● **What the task requires**:
In the records below, which lines include "hjälpen"? Copy them.

● **Extracted records**:

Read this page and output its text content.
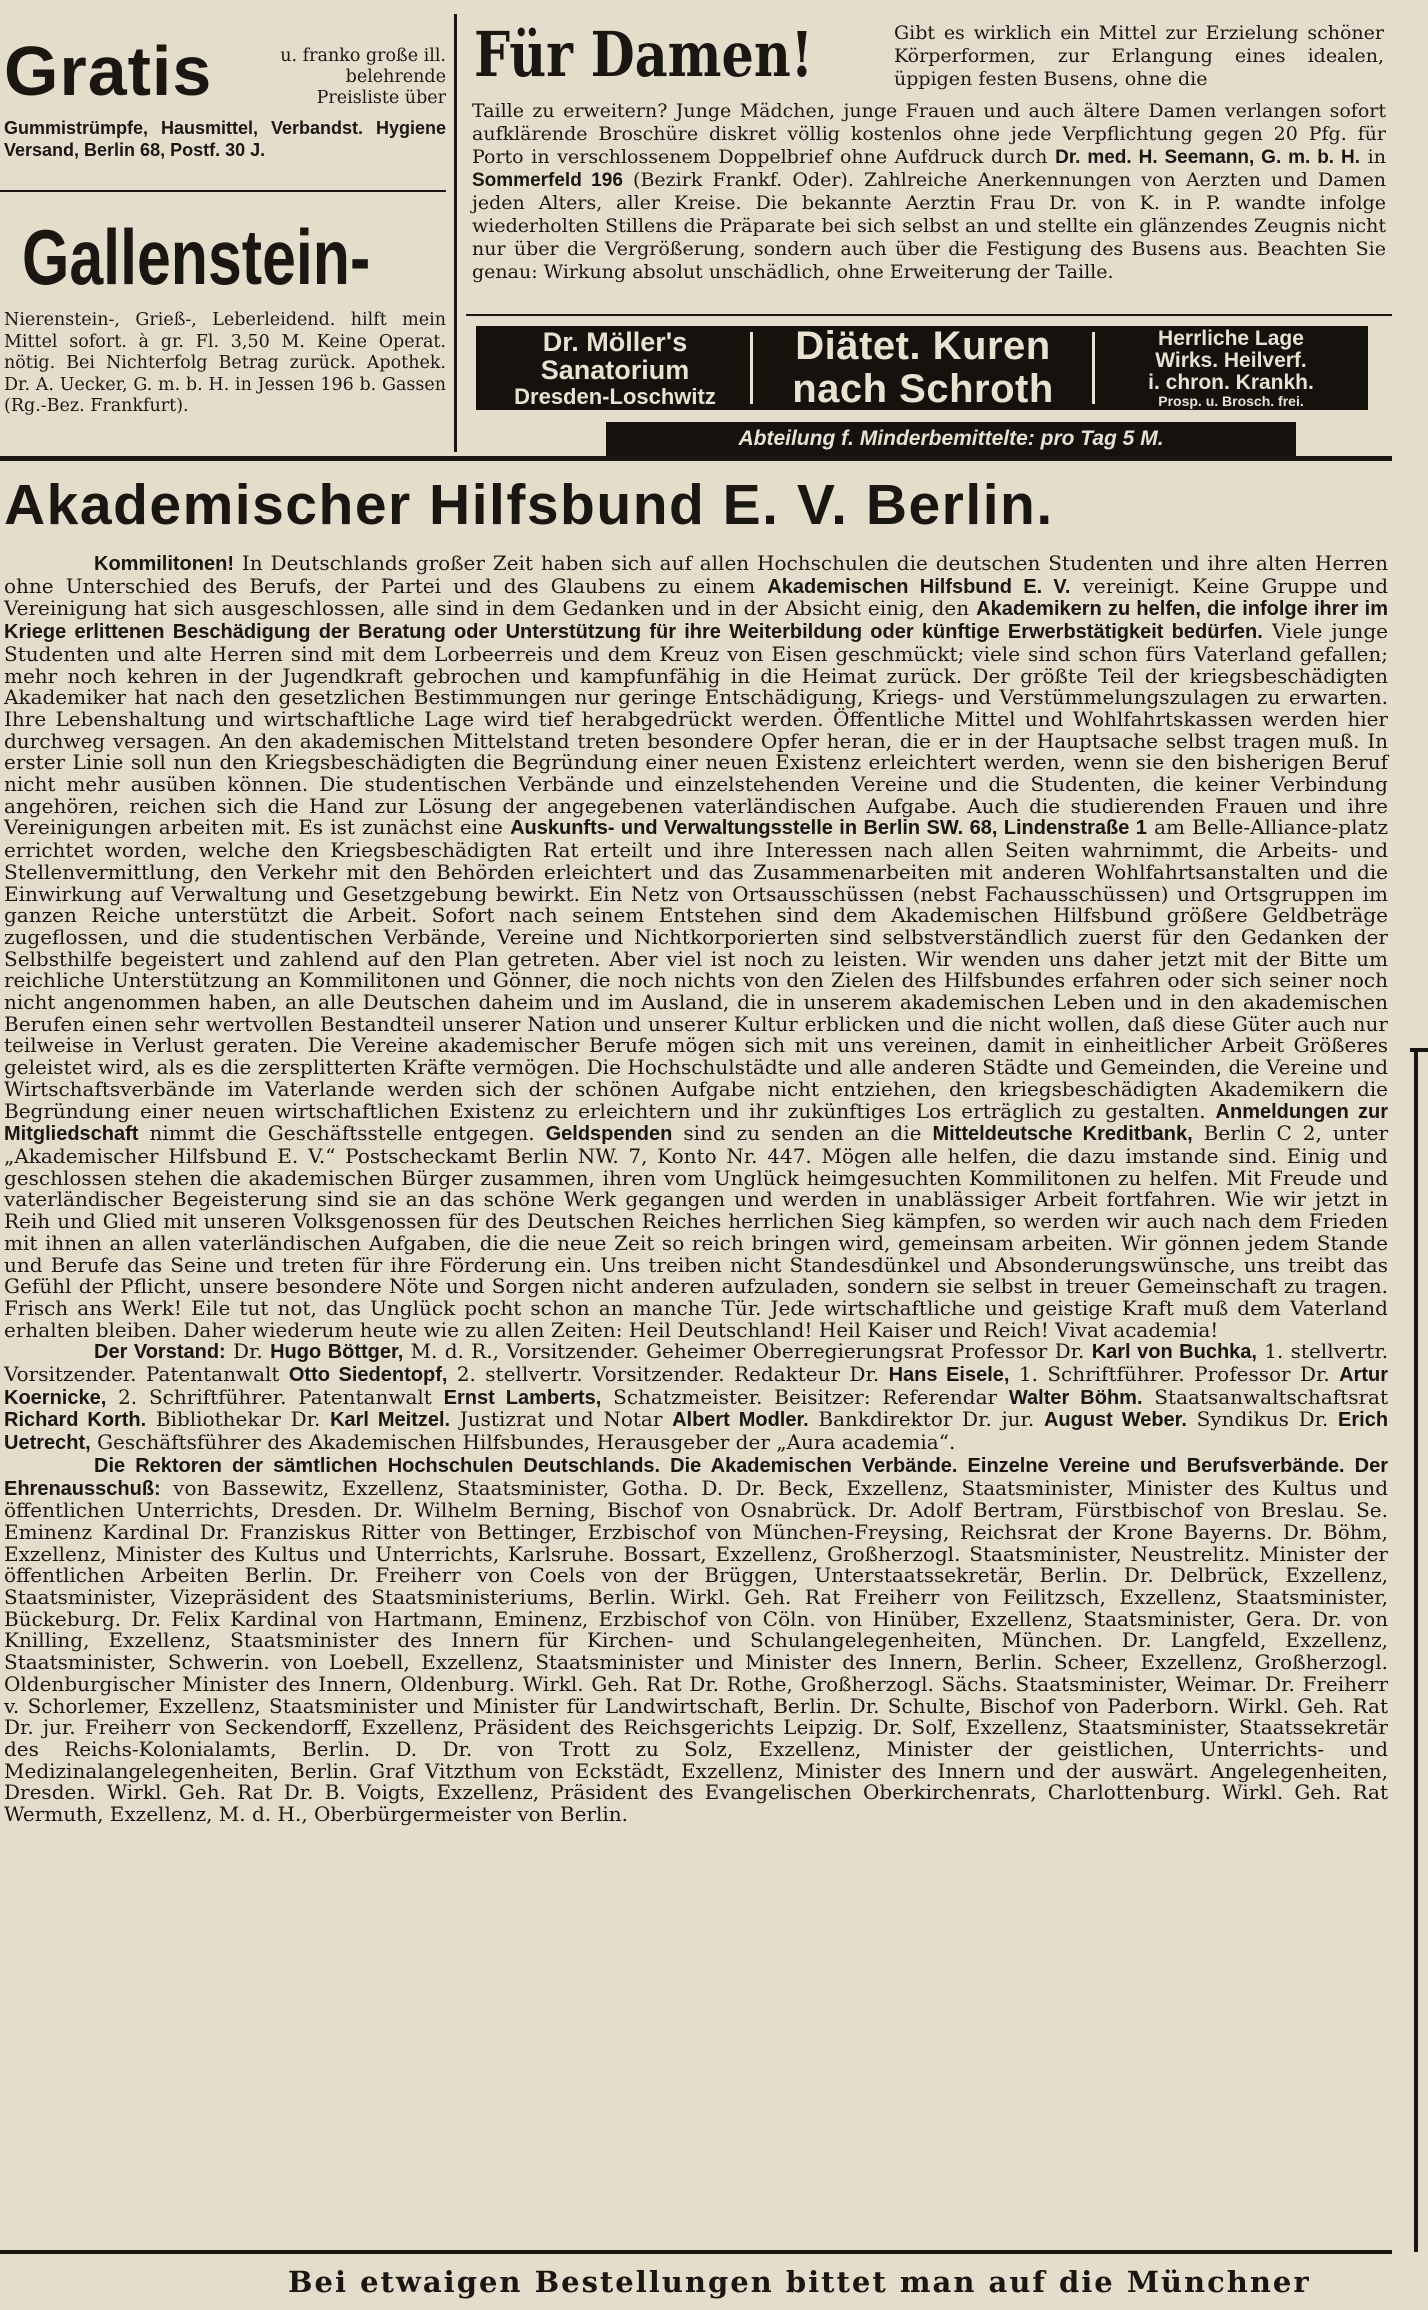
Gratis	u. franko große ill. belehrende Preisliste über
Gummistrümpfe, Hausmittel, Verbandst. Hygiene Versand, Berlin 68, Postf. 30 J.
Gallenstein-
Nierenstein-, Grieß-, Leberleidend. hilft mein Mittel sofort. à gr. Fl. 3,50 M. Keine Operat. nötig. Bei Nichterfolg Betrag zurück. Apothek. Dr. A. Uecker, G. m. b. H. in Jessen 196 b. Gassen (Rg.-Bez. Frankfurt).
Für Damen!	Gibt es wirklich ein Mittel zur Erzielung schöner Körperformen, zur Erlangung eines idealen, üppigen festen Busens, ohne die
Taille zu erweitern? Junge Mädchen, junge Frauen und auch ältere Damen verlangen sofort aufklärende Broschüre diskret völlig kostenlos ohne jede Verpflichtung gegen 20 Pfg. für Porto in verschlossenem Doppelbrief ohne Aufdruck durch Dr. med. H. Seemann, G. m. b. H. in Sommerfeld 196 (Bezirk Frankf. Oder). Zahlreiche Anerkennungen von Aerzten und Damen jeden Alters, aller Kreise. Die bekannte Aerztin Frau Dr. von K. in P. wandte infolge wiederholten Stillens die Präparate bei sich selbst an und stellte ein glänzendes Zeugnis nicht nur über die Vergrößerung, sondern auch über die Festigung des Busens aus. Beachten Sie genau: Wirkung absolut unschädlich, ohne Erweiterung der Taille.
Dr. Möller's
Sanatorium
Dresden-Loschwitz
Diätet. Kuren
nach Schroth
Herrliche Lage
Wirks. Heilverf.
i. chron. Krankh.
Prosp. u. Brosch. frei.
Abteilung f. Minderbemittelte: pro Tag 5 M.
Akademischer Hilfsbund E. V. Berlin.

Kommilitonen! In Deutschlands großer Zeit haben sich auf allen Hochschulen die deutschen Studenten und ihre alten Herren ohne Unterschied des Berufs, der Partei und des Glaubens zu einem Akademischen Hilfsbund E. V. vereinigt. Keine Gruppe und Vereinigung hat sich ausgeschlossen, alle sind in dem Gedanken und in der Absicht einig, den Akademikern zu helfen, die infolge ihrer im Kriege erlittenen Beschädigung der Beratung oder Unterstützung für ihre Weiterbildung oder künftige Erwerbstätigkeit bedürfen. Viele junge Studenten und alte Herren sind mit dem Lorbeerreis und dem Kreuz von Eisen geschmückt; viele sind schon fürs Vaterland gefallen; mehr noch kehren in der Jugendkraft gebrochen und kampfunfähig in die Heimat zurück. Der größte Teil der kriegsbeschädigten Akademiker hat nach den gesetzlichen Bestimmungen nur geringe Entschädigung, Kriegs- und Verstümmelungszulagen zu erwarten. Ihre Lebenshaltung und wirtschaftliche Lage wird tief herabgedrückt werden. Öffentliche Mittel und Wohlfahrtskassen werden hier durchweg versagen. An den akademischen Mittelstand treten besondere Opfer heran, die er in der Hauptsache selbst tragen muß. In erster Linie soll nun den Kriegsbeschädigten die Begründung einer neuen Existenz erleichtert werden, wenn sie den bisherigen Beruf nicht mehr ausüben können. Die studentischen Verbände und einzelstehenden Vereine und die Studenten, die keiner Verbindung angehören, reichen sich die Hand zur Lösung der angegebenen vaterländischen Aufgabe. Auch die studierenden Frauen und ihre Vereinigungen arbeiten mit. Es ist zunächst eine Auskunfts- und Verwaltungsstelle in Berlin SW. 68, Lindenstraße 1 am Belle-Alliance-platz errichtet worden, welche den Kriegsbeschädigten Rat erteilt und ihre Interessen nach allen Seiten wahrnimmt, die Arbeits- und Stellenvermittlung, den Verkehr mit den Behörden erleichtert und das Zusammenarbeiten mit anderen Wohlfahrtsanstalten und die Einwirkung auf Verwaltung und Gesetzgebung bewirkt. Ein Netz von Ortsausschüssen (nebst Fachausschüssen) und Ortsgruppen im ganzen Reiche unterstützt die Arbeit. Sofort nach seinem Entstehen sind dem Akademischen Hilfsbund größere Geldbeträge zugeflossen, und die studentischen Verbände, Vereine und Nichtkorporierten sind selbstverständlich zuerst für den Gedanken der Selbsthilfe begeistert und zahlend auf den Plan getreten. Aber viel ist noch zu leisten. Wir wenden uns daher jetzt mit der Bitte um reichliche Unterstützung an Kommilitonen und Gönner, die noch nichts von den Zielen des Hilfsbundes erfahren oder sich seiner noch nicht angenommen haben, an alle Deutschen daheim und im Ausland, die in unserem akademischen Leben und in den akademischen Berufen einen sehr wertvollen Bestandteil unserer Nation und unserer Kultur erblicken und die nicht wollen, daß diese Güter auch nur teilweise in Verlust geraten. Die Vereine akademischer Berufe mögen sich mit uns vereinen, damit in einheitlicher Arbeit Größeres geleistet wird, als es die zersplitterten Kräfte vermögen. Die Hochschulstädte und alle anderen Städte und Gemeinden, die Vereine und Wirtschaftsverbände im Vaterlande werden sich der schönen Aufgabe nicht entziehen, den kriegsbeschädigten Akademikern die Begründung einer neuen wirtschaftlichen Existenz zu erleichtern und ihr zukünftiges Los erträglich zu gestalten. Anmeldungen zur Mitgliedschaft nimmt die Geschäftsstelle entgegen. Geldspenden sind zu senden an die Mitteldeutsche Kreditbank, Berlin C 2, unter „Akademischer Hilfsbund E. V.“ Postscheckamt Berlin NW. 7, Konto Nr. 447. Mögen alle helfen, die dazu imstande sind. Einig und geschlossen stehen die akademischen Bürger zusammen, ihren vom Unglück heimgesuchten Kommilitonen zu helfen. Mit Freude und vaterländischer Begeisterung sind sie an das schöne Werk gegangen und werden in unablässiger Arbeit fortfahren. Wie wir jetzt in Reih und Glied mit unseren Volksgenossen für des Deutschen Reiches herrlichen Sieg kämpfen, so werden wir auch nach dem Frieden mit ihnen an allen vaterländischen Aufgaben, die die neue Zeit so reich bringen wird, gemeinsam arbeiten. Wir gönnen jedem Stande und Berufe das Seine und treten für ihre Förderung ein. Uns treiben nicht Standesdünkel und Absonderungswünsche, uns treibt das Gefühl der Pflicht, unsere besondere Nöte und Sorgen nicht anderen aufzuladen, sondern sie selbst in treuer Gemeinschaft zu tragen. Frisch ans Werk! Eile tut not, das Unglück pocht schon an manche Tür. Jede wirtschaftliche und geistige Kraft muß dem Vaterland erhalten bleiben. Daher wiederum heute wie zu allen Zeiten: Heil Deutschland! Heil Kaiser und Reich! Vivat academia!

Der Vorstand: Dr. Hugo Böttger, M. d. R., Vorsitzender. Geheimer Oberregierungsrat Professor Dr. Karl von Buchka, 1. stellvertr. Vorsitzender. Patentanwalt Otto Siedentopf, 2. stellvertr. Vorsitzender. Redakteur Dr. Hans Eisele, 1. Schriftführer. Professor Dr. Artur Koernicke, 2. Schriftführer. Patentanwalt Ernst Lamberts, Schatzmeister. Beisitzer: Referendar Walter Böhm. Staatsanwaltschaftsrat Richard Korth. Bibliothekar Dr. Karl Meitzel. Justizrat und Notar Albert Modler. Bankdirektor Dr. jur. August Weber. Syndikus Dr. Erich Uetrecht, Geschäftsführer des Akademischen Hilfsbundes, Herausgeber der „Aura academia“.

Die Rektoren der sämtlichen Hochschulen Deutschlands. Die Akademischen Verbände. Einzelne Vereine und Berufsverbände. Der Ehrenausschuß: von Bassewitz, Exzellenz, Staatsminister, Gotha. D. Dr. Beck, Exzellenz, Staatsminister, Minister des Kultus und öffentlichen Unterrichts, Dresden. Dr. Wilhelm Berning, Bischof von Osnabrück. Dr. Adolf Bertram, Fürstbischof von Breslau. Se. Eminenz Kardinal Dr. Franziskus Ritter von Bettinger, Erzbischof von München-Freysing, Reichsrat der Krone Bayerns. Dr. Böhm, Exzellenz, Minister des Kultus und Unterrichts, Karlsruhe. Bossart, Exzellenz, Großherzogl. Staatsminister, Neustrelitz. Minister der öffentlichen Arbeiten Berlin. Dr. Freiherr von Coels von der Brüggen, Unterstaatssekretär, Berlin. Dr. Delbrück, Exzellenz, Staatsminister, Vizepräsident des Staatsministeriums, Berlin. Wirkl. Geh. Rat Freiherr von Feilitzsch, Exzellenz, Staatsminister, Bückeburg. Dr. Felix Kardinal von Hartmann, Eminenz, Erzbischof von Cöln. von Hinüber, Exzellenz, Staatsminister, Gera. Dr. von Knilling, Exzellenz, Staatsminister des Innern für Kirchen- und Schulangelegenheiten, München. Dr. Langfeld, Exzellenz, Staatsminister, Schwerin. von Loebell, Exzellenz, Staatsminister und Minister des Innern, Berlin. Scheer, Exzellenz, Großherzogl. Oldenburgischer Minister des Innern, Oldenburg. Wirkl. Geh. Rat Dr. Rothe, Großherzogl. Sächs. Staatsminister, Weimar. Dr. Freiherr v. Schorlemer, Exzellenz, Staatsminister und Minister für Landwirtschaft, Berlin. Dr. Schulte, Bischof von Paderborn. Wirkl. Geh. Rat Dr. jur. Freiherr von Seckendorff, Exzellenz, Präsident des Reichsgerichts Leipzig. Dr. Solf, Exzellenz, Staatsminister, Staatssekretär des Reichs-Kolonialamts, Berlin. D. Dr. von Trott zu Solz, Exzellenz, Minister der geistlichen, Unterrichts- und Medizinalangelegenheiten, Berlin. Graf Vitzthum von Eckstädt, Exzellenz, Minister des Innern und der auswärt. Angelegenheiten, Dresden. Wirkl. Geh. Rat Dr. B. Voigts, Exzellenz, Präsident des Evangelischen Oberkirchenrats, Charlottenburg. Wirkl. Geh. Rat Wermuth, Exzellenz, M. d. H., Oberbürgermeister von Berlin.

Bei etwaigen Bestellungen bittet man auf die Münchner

==

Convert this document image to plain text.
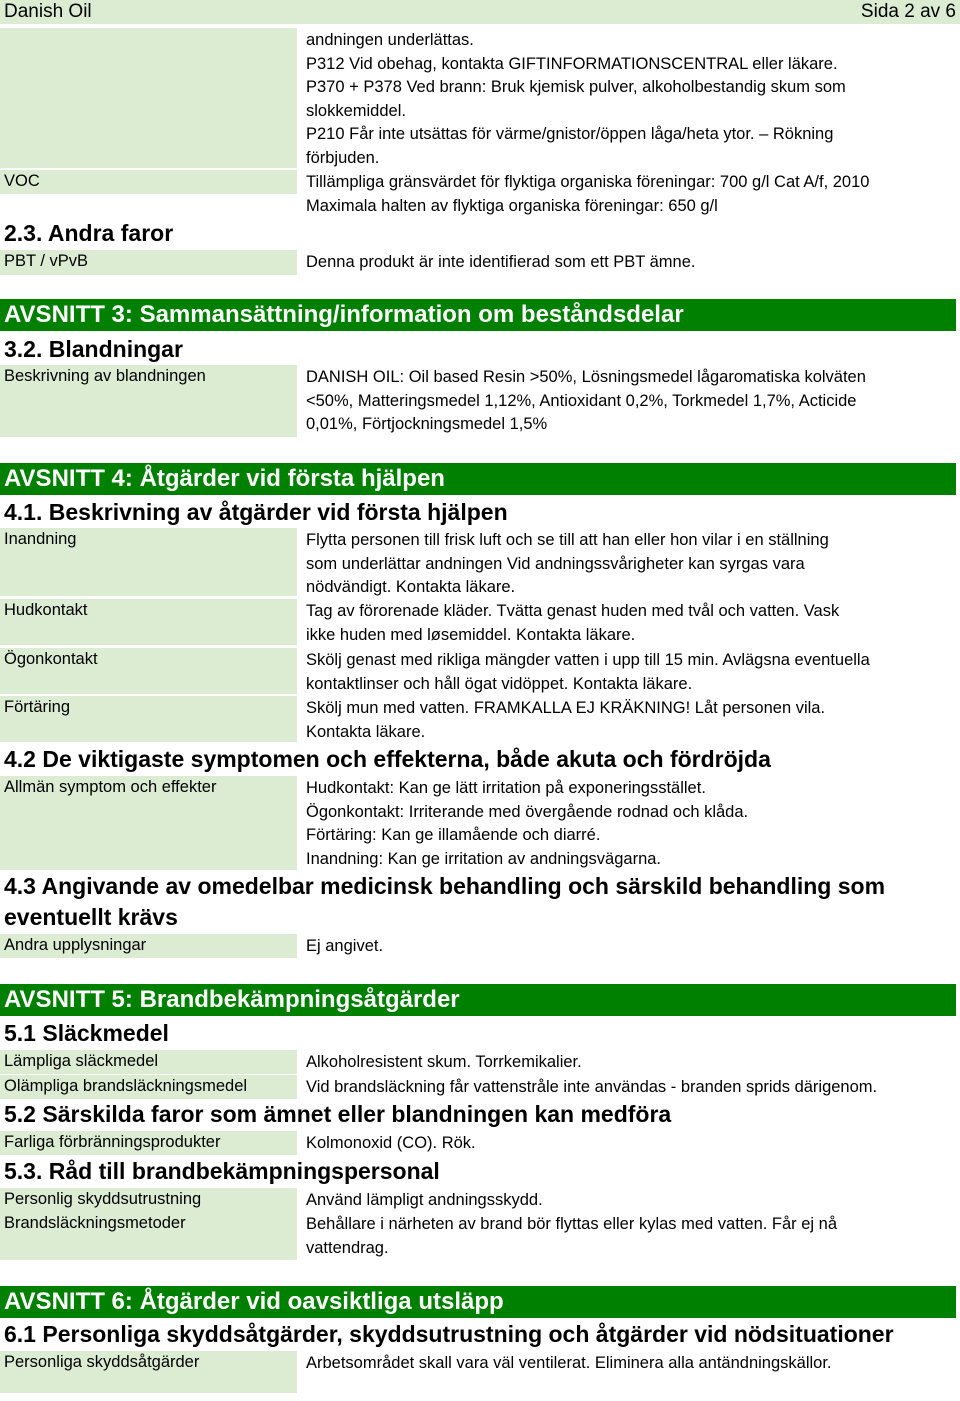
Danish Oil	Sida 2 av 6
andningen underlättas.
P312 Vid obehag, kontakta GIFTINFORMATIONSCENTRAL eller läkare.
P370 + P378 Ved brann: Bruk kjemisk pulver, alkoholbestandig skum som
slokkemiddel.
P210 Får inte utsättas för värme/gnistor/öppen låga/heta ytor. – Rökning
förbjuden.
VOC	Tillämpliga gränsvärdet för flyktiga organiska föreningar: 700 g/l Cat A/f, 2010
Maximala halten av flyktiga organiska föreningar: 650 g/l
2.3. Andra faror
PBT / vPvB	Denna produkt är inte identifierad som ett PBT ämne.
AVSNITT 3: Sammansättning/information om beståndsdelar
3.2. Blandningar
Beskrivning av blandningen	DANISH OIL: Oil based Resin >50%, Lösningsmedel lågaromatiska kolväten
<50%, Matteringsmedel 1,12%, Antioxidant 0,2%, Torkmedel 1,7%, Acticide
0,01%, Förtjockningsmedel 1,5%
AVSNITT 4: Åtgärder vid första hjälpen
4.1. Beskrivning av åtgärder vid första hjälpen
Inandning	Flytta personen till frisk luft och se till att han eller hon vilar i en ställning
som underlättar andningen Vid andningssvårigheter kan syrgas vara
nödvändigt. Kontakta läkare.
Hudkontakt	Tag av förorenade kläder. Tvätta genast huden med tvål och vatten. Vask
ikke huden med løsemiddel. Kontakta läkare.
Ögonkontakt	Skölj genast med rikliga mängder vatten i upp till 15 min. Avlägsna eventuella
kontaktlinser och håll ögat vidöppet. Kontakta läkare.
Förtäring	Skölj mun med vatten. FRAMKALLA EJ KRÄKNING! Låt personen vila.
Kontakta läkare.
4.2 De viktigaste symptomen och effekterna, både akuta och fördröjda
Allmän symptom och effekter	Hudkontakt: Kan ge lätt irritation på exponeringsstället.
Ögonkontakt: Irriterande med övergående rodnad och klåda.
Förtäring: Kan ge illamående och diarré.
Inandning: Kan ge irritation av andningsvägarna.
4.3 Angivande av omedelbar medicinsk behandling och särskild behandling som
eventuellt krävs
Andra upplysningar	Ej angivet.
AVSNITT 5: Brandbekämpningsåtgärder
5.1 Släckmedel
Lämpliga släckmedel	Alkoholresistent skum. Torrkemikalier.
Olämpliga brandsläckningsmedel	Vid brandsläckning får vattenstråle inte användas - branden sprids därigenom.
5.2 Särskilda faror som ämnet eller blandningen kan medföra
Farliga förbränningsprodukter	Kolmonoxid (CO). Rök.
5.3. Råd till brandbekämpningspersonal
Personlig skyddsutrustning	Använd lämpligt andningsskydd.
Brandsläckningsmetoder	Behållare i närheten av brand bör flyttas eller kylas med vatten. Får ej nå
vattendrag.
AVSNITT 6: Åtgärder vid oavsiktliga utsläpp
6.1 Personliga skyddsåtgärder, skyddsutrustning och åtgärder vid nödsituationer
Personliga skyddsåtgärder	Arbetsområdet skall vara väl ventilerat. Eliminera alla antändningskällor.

● **Response to this exercise**:
AVSNITT 4: Åtgärder vid första hjälpen
4.1. Beskrivning av åtgärder vid första hjälpen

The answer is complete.